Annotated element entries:

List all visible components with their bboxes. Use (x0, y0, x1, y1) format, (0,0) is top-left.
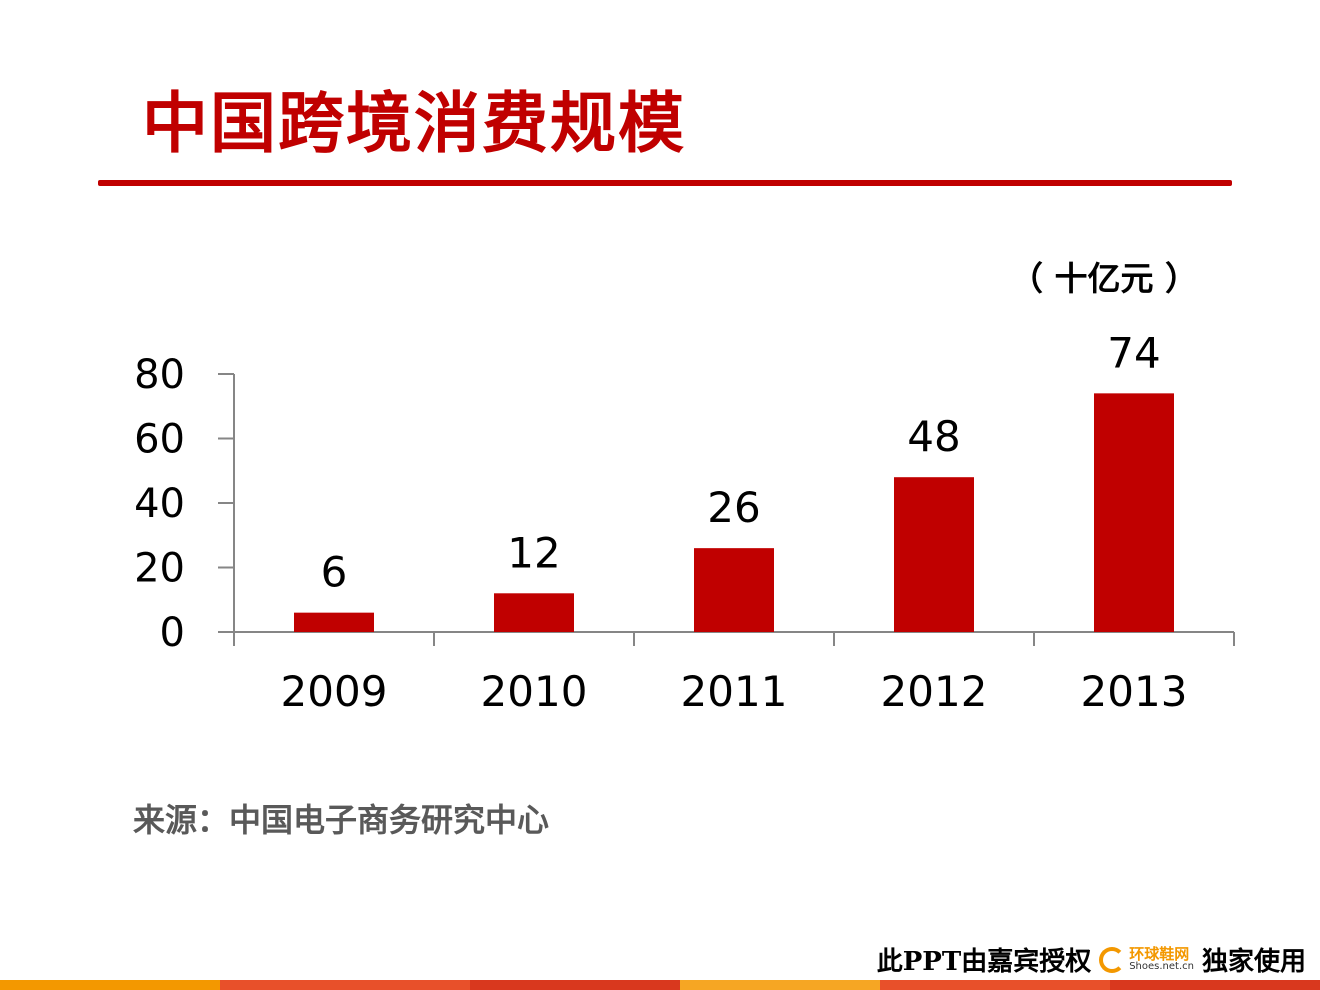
y-tick-label: 80 (134, 352, 185, 398)
data-label-2012: 48 (907, 412, 960, 461)
title-underline (98, 180, 1232, 186)
data-label-2011: 26 (707, 483, 760, 532)
footer-band-segment (220, 980, 470, 990)
x-tick-label-2012: 2012 (881, 667, 988, 716)
footer-band-segment (470, 980, 680, 990)
watermark-logo-cn: 环球鞋网 (1129, 945, 1190, 963)
x-tick-label-2010: 2010 (481, 667, 588, 716)
bar-2013 (1094, 393, 1174, 632)
footer-band-segment (0, 980, 220, 990)
x-tick-label-2009: 2009 (281, 667, 388, 716)
y-tick-label: 20 (134, 546, 185, 592)
slide-title: 中国跨境消费规模 (142, 85, 686, 162)
bar-2009 (294, 612, 374, 632)
watermark-logo: 环球鞋网 Shoes.net.cn (1099, 945, 1194, 973)
data-label-2013: 74 (1107, 328, 1160, 377)
bar-2010 (494, 593, 574, 632)
watermark: 此PPT由嘉宾授权 环球鞋网 Shoes.net.cn 独家使用 (877, 941, 1306, 978)
y-tick-label: 0 (160, 610, 185, 656)
watermark-text-left: 此PPT由嘉宾授权 (876, 947, 1092, 977)
watermark-text-right: 独家使用 (1201, 947, 1306, 977)
source-note: 来源：中国电子商务研究中心 (133, 801, 550, 839)
y-tick-label: 40 (134, 481, 185, 527)
bar-2012 (894, 477, 974, 632)
footer-color-band (0, 980, 1320, 990)
logo-ring-icon (1099, 946, 1126, 973)
bar-chart: 0 20 40 60 80 6 2009 12 2010 26 2011 48 2012 74 2013 (134, 328, 1235, 716)
footer-band-segment (1110, 980, 1320, 990)
data-label-2009: 6 (321, 548, 348, 597)
x-tick-label-2013: 2013 (1081, 667, 1188, 716)
footer-band-segment (680, 980, 880, 990)
data-label-2010: 12 (507, 528, 560, 577)
watermark-logo-en: Shoes.net.cn (1129, 961, 1194, 972)
bar-2011 (694, 548, 774, 632)
footer-band-segment (880, 980, 1110, 990)
unit-label: （ 十亿元 ） (1010, 259, 1198, 298)
y-tick-label: 60 (134, 417, 185, 463)
x-tick-label-2011: 2011 (681, 667, 788, 716)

_Objective:_
Copy the data above line for line, leaving out the pictures.

_Task answer:_
List all visible components with their bboxes. Use (x0, y0, x1, y1) format, (0,0) is top-left.
y-tick-label: 80 (134, 352, 185, 398)
data-label-2012: 48 (907, 412, 960, 461)
title-underline (98, 180, 1232, 186)
data-label-2011: 26 (707, 483, 760, 532)
footer-band-segment (220, 980, 470, 990)
x-tick-label-2012: 2012 (881, 667, 988, 716)
footer-band-segment (470, 980, 680, 990)
watermark-logo-cn: 环球鞋网 (1129, 945, 1190, 963)
x-tick-label-2010: 2010 (481, 667, 588, 716)
bar-2013 (1094, 393, 1174, 632)
footer-band-segment (0, 980, 220, 990)
x-tick-label-2009: 2009 (281, 667, 388, 716)
y-tick-label: 20 (134, 546, 185, 592)
slide-title: 中国跨境消费规模 (142, 85, 686, 162)
bar-2009 (294, 612, 374, 632)
watermark-logo: 环球鞋网 Shoes.net.cn (1099, 945, 1194, 973)
data-label-2013: 74 (1107, 328, 1160, 377)
bar-2010 (494, 593, 574, 632)
watermark: 此PPT由嘉宾授权 环球鞋网 Shoes.net.cn 独家使用 (877, 941, 1306, 978)
y-tick-label: 0 (160, 610, 185, 656)
watermark-text-left: 此PPT由嘉宾授权 (876, 947, 1092, 977)
watermark-text-right: 独家使用 (1201, 947, 1306, 977)
source-note: 来源：中国电子商务研究中心 (133, 801, 550, 839)
y-tick-label: 40 (134, 481, 185, 527)
bar-2012 (894, 477, 974, 632)
footer-color-band (0, 980, 1320, 990)
logo-ring-icon (1099, 946, 1126, 973)
bar-chart: 0 20 40 60 80 6 2009 12 2010 26 2011 48 2012 74 2013 (134, 328, 1235, 716)
footer-band-segment (1110, 980, 1320, 990)
data-label-2009: 6 (321, 548, 348, 597)
x-tick-label-2013: 2013 (1081, 667, 1188, 716)
footer-band-segment (680, 980, 880, 990)
data-label-2010: 12 (507, 528, 560, 577)
watermark-logo-en: Shoes.net.cn (1129, 961, 1194, 972)
bar-2011 (694, 548, 774, 632)
footer-band-segment (880, 980, 1110, 990)
unit-label: （ 十亿元 ） (1010, 259, 1198, 298)
y-tick-label: 60 (134, 417, 185, 463)
x-tick-label-2011: 2011 (681, 667, 788, 716)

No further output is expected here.